• Data entries

:::::

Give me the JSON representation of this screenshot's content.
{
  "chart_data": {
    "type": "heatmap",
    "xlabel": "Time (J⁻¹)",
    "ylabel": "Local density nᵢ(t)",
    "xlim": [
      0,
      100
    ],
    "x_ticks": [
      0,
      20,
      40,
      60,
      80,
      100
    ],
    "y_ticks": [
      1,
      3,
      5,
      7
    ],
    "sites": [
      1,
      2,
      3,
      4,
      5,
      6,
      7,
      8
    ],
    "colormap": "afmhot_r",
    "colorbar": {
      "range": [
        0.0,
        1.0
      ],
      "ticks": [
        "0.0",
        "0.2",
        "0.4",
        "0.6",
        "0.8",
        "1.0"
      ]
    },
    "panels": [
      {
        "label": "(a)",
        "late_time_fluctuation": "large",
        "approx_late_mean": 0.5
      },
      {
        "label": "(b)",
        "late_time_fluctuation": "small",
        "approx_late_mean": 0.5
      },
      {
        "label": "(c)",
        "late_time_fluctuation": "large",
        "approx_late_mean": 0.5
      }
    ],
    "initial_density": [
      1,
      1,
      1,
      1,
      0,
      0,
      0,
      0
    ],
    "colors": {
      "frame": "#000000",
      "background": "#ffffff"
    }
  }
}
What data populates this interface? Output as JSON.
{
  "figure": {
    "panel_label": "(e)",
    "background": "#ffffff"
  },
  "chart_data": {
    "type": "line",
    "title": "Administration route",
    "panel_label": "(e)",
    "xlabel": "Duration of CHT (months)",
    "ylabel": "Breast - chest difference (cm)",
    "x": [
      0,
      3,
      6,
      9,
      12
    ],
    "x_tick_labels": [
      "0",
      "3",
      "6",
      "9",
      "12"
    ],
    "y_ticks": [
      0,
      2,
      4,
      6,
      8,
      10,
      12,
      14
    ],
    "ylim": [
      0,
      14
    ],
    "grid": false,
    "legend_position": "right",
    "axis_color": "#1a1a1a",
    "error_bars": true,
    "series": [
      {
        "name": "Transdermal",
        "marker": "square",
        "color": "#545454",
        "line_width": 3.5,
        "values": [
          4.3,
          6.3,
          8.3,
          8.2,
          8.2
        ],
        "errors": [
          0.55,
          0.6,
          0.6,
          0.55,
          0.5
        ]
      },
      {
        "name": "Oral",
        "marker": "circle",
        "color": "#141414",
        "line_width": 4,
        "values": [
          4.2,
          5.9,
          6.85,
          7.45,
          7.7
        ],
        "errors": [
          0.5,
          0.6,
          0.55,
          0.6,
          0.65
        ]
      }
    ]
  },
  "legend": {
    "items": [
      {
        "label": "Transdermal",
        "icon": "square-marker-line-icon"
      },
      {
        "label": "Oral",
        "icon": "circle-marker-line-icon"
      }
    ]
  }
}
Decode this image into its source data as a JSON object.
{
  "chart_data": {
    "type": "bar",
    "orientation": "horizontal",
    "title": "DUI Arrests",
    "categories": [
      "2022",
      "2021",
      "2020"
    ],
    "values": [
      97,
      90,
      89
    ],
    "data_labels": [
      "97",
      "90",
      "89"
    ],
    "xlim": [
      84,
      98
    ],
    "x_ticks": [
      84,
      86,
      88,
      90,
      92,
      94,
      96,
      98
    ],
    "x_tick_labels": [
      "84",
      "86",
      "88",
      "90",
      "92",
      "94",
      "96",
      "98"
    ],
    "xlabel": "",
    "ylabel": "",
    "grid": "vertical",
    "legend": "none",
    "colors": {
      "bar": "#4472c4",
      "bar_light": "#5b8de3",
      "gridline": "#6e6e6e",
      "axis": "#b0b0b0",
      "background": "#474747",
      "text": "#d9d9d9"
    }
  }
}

:::::

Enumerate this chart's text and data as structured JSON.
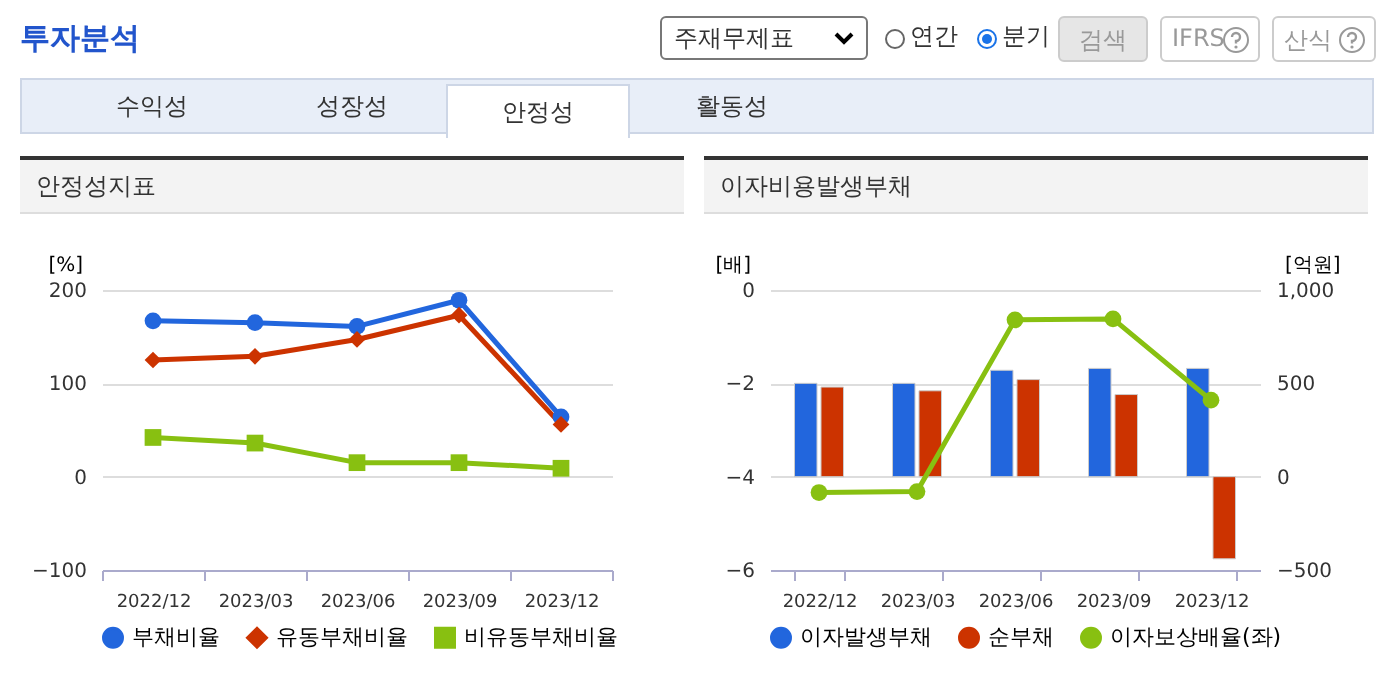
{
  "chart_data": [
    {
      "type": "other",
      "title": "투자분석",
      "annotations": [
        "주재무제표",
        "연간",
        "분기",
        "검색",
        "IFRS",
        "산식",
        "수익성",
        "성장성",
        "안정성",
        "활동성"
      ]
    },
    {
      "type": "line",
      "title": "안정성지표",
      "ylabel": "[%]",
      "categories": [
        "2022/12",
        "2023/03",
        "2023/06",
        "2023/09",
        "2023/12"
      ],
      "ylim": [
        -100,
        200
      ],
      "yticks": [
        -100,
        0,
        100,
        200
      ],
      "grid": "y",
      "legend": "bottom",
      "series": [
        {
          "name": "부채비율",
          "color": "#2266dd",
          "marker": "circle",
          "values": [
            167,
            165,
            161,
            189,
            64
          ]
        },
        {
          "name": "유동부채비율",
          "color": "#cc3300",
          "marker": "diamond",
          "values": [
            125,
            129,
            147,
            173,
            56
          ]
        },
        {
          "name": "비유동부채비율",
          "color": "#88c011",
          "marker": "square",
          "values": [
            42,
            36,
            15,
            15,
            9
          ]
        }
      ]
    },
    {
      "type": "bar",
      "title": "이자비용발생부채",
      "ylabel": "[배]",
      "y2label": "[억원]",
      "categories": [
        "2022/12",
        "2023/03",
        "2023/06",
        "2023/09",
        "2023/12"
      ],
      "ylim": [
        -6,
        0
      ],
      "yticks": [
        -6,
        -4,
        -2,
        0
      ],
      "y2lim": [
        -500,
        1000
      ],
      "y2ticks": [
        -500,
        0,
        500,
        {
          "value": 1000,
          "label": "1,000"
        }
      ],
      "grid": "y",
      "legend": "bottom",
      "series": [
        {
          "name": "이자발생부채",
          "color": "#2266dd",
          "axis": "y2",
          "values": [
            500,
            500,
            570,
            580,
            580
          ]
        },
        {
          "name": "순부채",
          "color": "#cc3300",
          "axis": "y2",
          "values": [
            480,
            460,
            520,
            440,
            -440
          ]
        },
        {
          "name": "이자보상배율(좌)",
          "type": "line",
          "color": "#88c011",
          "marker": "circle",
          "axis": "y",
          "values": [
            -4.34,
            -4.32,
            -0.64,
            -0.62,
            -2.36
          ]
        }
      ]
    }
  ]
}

:::::

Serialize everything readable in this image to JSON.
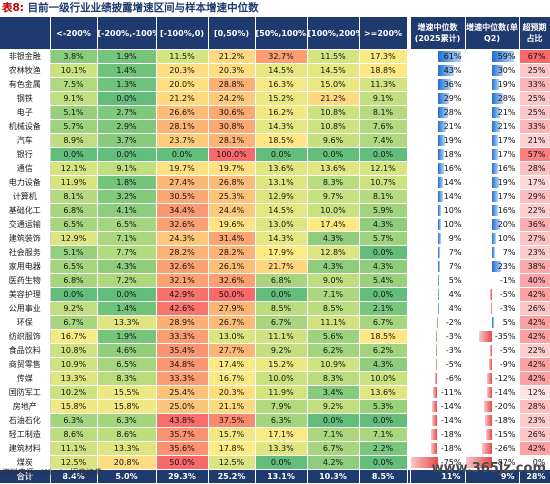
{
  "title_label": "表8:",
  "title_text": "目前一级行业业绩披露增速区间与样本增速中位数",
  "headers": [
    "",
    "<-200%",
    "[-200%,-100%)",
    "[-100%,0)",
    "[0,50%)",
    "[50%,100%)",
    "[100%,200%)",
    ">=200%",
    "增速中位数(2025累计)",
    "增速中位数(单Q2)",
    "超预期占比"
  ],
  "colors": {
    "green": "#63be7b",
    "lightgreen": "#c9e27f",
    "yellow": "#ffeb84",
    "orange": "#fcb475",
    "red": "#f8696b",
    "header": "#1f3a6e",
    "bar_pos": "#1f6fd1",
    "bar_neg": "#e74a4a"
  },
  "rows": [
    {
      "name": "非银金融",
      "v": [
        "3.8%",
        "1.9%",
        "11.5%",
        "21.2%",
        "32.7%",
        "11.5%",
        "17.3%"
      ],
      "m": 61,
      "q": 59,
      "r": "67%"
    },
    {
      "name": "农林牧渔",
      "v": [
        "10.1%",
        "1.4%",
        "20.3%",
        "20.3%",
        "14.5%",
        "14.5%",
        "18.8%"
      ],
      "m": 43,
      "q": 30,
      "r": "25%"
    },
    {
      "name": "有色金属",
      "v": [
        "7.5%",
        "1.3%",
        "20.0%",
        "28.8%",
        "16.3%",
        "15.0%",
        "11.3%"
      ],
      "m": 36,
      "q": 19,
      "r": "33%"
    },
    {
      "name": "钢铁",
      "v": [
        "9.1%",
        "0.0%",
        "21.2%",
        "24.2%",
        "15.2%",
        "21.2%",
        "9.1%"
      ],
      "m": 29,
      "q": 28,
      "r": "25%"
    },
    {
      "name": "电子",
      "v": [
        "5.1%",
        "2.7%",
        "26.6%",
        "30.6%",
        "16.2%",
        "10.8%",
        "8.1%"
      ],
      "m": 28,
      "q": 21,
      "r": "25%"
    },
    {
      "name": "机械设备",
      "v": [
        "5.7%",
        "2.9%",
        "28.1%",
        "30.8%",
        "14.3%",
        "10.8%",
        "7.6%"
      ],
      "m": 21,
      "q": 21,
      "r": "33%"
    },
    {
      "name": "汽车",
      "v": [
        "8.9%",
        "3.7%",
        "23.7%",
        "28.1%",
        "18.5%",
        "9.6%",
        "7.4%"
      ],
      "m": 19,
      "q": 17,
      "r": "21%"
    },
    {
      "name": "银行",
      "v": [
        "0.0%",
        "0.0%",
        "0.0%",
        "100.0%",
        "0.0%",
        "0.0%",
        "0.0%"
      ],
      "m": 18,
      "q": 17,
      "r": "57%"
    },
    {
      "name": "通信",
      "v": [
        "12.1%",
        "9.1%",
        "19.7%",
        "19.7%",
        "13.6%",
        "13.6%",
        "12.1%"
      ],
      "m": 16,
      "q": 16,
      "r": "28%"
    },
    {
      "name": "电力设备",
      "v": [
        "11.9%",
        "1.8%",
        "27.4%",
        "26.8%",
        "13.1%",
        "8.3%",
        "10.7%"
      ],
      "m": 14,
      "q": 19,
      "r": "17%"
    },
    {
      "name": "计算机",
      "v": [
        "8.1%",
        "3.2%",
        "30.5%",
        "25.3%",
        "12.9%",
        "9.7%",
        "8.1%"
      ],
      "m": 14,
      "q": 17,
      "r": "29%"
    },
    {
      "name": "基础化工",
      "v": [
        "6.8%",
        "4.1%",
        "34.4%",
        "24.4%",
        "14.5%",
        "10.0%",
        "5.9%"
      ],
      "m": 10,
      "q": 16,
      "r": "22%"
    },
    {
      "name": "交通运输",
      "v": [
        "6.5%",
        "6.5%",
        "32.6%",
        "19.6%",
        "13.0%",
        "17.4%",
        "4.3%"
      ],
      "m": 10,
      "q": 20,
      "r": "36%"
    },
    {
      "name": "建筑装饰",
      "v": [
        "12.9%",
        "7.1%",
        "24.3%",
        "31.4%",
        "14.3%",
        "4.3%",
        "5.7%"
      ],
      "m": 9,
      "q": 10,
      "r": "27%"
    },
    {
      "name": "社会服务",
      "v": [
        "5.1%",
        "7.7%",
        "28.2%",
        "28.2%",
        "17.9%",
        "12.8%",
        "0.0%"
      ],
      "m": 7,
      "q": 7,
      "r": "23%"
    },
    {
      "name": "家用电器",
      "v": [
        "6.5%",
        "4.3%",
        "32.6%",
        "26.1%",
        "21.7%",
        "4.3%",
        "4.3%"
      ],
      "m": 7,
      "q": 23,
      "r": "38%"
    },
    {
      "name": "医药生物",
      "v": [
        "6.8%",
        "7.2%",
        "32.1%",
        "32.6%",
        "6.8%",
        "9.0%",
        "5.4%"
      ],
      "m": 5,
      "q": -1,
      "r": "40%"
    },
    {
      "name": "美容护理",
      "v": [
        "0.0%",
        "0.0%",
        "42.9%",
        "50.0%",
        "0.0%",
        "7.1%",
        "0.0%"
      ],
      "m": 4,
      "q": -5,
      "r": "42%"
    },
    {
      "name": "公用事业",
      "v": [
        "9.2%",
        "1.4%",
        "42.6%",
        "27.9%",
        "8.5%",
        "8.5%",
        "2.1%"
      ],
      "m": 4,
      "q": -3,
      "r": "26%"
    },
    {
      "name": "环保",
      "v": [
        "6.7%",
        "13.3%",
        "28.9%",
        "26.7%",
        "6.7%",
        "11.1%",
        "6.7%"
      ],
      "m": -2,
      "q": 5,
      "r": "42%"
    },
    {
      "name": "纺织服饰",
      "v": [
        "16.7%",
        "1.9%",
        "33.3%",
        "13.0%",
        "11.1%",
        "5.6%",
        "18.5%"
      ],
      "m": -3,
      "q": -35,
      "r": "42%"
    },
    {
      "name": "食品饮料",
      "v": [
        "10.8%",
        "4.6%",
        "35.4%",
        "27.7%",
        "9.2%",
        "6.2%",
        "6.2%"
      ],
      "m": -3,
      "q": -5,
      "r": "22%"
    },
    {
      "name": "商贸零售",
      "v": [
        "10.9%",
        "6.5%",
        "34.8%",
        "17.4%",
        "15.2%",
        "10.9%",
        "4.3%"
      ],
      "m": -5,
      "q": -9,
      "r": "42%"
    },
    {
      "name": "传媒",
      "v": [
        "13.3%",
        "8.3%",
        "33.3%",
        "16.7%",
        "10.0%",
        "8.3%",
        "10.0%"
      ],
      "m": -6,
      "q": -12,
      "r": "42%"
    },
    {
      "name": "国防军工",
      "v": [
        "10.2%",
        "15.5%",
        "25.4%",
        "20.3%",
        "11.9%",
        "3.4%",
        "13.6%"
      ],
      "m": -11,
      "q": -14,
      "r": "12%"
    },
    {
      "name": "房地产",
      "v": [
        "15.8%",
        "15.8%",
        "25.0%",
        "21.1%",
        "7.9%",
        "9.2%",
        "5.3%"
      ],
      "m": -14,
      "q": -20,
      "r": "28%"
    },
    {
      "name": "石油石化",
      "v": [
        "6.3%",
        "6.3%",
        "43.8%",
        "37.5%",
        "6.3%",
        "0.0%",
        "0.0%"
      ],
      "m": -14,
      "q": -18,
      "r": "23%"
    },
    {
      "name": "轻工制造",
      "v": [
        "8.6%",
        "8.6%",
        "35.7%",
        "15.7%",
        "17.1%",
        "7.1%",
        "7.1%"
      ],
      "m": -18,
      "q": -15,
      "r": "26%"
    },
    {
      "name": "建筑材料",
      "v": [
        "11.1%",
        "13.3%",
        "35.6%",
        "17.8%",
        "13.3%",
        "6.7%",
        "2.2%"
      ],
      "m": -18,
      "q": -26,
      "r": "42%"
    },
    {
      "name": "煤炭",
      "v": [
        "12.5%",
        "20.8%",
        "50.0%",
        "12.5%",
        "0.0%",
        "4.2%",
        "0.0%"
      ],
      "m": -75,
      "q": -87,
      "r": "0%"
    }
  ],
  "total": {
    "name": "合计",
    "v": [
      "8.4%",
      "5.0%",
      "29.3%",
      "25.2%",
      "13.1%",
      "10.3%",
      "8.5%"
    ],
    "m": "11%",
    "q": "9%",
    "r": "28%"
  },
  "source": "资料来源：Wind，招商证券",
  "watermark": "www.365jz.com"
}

:::::

• Exercise
Track down every line of the material containing the string "this", and copy it.

• The reply
Give me the JSON representation of this screenshot's content.
What data populates this interface? Output as JSON.
Decode this image into its source data as a JSON object.
Enumerate this chart's text and data as structured JSON.
Serialize everything readable in this image to JSON.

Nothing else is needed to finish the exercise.